Record excerpts:
-------

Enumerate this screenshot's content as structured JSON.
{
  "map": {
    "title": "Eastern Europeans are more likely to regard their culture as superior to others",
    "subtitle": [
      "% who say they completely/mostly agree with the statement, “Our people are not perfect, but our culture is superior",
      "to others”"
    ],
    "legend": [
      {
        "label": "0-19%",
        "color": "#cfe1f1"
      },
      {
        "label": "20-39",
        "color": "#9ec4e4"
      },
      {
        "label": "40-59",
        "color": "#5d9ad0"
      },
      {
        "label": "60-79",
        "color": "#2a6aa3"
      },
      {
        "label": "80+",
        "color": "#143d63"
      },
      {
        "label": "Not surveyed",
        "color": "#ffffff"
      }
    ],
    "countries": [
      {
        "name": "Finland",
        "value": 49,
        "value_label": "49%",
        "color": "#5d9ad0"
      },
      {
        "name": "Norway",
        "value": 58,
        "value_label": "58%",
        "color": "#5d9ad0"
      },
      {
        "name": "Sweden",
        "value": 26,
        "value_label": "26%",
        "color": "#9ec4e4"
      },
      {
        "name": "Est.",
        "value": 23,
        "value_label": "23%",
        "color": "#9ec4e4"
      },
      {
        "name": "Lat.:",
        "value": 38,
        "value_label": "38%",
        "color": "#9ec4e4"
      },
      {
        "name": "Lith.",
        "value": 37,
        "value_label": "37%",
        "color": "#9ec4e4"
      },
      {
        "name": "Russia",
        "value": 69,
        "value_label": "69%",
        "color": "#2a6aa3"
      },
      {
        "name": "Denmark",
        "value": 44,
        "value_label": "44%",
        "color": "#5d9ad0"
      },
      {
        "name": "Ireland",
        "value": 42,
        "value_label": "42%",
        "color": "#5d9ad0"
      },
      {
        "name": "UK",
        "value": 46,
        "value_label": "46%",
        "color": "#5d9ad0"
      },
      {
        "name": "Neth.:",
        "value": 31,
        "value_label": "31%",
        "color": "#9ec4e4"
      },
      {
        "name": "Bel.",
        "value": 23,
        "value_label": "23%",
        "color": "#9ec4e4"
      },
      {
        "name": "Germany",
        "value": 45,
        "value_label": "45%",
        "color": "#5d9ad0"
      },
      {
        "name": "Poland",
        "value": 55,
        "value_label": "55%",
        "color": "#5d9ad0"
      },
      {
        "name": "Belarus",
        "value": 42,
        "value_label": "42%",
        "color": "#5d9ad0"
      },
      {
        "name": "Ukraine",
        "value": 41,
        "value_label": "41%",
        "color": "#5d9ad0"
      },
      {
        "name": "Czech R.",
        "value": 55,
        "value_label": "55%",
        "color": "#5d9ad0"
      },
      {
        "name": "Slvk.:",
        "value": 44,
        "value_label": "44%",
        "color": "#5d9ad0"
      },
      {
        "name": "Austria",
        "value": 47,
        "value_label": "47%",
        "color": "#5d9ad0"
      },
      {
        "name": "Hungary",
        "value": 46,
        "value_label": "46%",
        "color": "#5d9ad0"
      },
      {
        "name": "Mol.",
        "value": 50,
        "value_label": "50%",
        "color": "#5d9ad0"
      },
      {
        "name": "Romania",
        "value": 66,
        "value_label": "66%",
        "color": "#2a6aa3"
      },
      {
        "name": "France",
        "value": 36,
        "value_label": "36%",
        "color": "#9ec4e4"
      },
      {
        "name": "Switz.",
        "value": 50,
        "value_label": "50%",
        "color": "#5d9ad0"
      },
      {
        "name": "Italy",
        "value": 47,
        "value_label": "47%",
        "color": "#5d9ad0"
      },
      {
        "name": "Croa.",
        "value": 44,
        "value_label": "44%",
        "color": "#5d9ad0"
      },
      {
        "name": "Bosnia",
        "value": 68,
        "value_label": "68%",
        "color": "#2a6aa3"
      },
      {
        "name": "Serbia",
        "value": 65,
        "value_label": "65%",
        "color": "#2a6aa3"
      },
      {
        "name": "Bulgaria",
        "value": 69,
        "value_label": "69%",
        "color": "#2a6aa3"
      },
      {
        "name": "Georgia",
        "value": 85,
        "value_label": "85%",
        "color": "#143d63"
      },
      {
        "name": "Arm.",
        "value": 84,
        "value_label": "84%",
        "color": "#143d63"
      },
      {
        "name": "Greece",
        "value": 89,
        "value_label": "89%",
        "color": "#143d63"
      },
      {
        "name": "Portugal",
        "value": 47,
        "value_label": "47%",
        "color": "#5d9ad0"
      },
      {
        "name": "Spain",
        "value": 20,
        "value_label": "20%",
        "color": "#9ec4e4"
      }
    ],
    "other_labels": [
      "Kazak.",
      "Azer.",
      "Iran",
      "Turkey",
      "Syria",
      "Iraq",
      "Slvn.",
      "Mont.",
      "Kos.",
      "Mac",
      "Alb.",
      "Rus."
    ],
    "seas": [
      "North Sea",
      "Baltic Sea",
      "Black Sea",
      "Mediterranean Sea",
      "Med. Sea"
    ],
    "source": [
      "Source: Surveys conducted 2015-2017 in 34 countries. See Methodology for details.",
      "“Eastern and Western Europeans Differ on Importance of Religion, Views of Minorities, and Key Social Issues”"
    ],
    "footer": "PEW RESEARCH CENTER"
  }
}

-------

Stated exercise:
Report the number of lines in the listing above that include the word "Eastern", and nothing else.

The completed task:
2